> WHAT YOU NEED TO DO:
Where does the string "JSON" appear? Copy every line of the entries below that holds it.
··········
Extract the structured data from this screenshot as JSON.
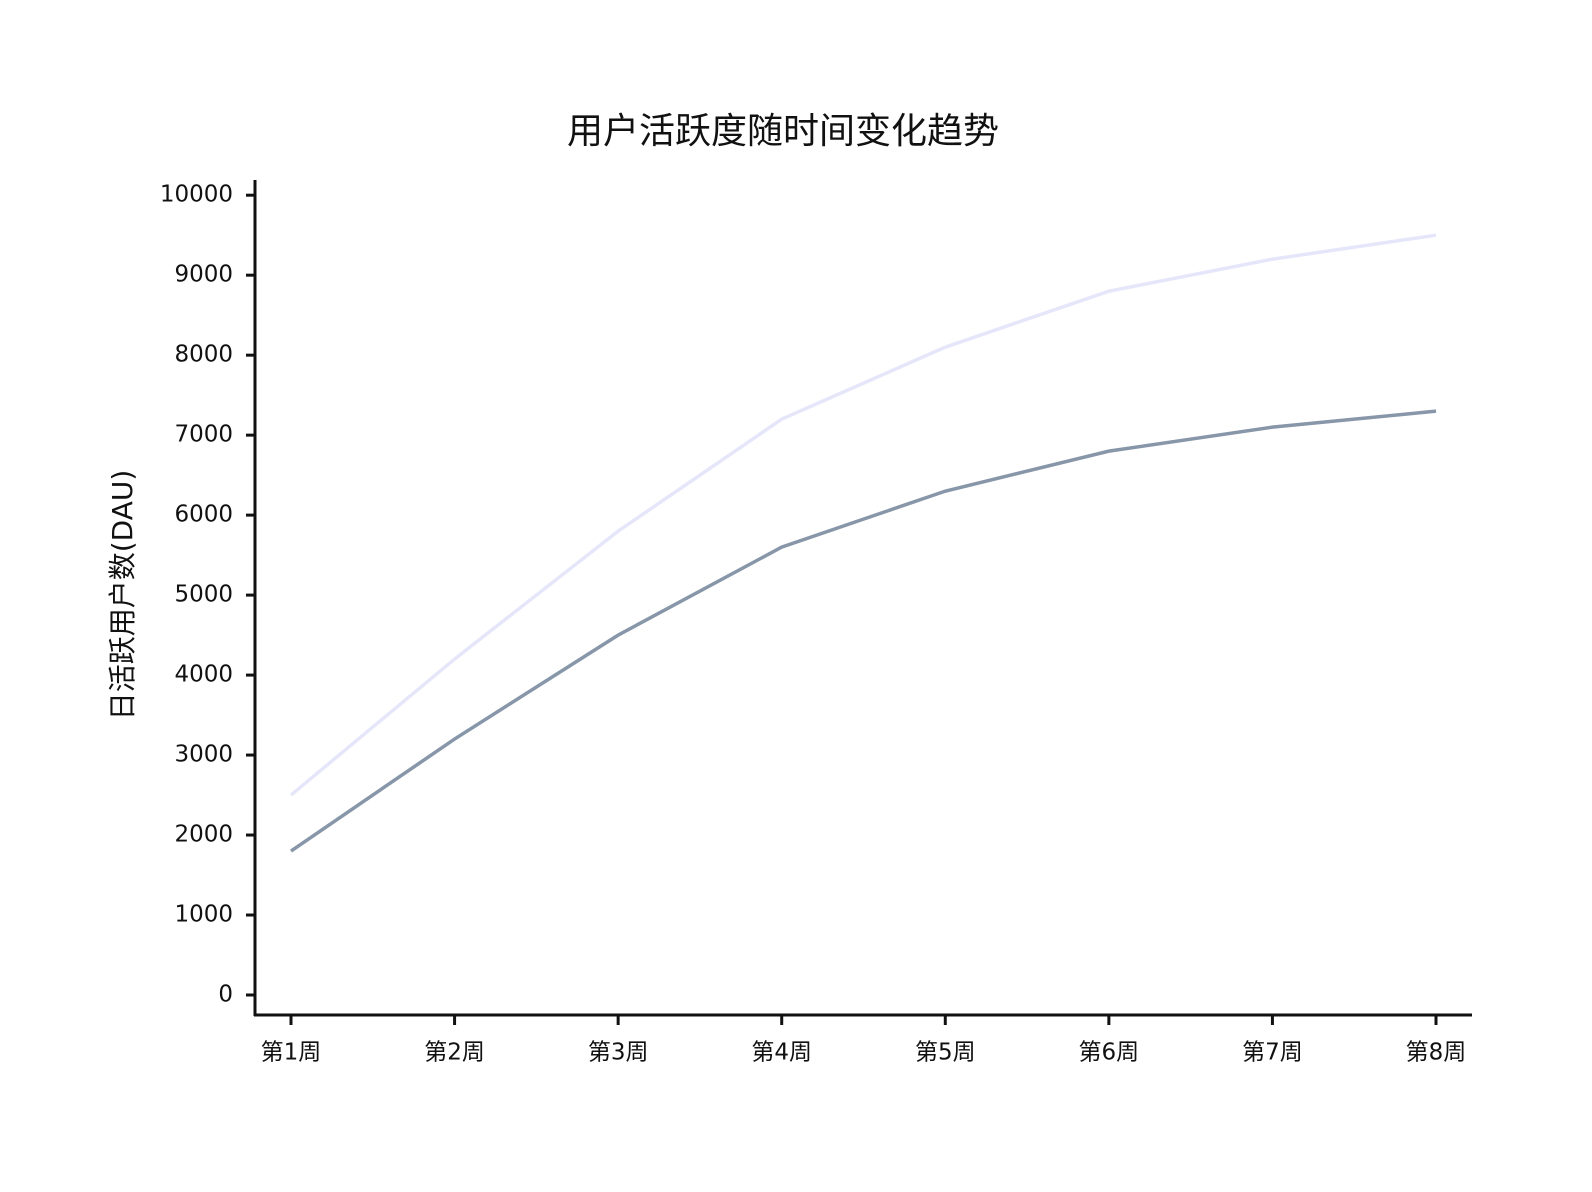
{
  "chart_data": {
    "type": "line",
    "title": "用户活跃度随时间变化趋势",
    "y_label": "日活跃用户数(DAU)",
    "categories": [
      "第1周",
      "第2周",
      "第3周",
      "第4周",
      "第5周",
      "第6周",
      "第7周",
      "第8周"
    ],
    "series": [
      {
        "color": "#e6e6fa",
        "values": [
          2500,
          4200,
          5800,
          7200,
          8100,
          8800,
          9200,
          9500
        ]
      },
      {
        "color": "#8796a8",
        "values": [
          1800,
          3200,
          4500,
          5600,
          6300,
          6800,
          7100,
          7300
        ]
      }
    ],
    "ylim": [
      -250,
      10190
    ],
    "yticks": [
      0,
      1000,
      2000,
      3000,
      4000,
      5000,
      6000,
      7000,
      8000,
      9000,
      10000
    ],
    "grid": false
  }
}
··········
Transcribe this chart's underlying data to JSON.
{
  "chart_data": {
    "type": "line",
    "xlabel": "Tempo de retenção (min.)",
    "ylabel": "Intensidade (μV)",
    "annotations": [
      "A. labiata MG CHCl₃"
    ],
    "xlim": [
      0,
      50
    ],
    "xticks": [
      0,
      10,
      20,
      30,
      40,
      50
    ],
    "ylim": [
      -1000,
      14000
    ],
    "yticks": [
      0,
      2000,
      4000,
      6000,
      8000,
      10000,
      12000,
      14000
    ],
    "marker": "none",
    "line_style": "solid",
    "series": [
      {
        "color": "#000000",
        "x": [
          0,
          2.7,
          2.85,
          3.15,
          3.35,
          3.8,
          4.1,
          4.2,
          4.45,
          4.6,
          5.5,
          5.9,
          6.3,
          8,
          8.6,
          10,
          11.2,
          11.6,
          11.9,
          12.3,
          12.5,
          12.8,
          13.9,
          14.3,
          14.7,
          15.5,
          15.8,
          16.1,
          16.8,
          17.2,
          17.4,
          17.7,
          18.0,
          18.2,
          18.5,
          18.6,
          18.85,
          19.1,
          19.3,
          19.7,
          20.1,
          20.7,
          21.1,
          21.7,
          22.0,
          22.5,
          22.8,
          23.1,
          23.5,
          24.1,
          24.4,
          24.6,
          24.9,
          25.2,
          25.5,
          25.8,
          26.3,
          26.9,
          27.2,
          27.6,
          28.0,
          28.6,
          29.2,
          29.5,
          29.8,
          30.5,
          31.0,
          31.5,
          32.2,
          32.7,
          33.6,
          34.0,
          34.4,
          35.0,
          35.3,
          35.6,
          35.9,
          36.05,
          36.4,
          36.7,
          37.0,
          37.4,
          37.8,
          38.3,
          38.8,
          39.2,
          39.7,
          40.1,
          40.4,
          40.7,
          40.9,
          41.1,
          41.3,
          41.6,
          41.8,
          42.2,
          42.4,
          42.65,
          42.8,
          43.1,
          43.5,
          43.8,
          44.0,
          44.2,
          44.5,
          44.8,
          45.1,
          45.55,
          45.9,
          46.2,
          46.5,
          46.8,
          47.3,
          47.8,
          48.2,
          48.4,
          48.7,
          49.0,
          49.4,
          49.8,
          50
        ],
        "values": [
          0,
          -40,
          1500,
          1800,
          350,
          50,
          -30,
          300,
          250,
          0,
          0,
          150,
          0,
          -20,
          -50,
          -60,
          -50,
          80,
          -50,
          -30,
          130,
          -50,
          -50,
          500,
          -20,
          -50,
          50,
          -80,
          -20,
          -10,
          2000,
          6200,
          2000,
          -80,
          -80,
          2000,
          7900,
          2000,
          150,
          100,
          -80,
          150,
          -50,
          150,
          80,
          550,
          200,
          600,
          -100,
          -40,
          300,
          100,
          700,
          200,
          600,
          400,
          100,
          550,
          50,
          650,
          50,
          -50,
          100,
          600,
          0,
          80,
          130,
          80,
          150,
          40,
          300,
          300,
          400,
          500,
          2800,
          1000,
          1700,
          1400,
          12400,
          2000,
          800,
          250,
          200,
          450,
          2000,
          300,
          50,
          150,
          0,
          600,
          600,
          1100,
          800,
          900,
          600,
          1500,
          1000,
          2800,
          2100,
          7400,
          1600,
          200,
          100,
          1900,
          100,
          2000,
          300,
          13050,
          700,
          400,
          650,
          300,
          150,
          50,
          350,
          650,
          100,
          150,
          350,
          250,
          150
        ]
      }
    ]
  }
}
··········
> SOLUTION TO THIS EXERCISE:
Extract the structured data from this screenshot as JSON.
Transcribe this chart's underlying data to JSON.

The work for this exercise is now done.